Rewrite the listing below, changing every "headline-line" to "heading-line" and keeping everything else the same. Leave out the pictures.
══ TASK INPUT ══
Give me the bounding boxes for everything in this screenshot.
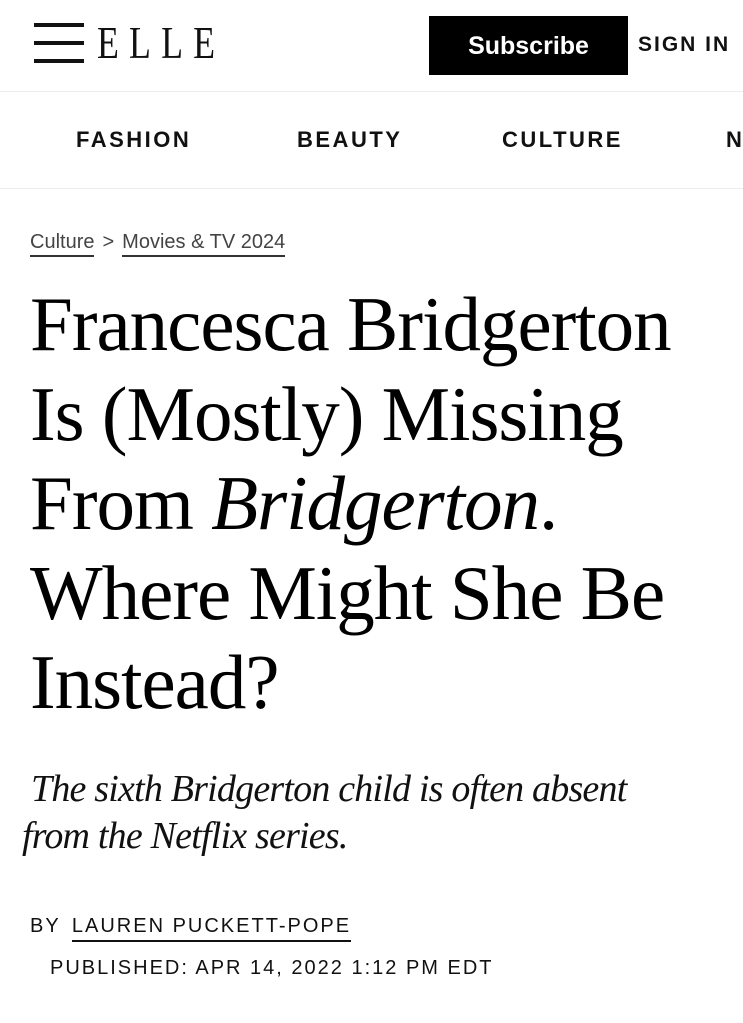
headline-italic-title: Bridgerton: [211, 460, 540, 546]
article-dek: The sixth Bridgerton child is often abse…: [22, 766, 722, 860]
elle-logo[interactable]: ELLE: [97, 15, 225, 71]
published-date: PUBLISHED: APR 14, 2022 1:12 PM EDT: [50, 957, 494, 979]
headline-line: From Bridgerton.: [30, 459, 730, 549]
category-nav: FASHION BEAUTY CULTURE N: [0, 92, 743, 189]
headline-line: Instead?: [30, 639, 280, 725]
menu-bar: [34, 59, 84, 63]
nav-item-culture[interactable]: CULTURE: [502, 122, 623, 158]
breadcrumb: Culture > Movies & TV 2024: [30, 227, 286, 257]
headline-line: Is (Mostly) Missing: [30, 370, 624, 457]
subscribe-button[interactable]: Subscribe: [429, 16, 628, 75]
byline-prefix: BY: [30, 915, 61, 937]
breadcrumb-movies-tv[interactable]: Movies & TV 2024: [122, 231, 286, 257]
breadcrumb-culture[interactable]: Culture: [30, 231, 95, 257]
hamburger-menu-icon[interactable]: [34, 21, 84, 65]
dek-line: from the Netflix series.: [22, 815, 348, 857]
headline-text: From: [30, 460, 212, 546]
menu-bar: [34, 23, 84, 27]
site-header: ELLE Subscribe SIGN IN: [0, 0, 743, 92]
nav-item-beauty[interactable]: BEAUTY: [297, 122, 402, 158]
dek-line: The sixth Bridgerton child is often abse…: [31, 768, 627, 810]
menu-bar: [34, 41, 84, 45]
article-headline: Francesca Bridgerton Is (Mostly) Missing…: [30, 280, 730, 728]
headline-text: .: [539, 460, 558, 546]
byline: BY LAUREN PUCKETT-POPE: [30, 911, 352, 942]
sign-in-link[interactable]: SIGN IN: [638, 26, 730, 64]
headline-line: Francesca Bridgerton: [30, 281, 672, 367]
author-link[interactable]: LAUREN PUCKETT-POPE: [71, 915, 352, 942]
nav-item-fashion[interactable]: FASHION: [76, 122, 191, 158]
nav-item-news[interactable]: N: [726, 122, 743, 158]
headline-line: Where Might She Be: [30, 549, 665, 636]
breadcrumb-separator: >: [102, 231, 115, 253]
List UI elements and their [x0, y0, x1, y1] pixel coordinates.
═══
**SOLUTION TO THE EXERCISE:**
Give me the bounding boxes for everything in this screenshot.
headline-italic-title: Bridgerton: [211, 460, 540, 546]
article-dek: The sixth Bridgerton child is often abse…: [22, 766, 722, 860]
elle-logo[interactable]: ELLE: [97, 15, 225, 71]
published-date: PUBLISHED: APR 14, 2022 1:12 PM EDT: [50, 957, 494, 979]
heading-line: From Bridgerton.: [30, 459, 730, 549]
category-nav: FASHION BEAUTY CULTURE N: [0, 92, 743, 189]
heading-line: Instead?: [30, 639, 280, 725]
menu-bar: [34, 59, 84, 63]
nav-item-culture[interactable]: CULTURE: [502, 122, 623, 158]
breadcrumb: Culture > Movies & TV 2024: [30, 227, 286, 257]
heading-line: Is (Mostly) Missing: [30, 370, 624, 457]
subscribe-button[interactable]: Subscribe: [429, 16, 628, 75]
byline-prefix: BY: [30, 915, 61, 937]
breadcrumb-movies-tv[interactable]: Movies & TV 2024: [122, 231, 286, 257]
breadcrumb-culture[interactable]: Culture: [30, 231, 95, 257]
hamburger-menu-icon[interactable]: [34, 21, 84, 65]
dek-line: from the Netflix series.: [22, 815, 348, 857]
headline-text: From: [30, 460, 212, 546]
menu-bar: [34, 23, 84, 27]
site-header: ELLE Subscribe SIGN IN: [0, 0, 743, 92]
nav-item-beauty[interactable]: BEAUTY: [297, 122, 402, 158]
dek-line: The sixth Bridgerton child is often abse…: [31, 768, 627, 810]
menu-bar: [34, 41, 84, 45]
article-headline: Francesca Bridgerton Is (Mostly) Missing…: [30, 280, 730, 728]
headline-text: .: [539, 460, 558, 546]
byline: BY LAUREN PUCKETT-POPE: [30, 911, 352, 942]
sign-in-link[interactable]: SIGN IN: [638, 26, 730, 64]
heading-line: Francesca Bridgerton: [30, 281, 672, 367]
author-link[interactable]: LAUREN PUCKETT-POPE: [71, 915, 352, 942]
nav-item-fashion[interactable]: FASHION: [76, 122, 191, 158]
nav-item-news[interactable]: N: [726, 122, 743, 158]
heading-line: Where Might She Be: [30, 549, 665, 636]
breadcrumb-separator: >: [102, 231, 115, 253]
List UI elements and their [x0, y0, x1, y1] pixel coordinates.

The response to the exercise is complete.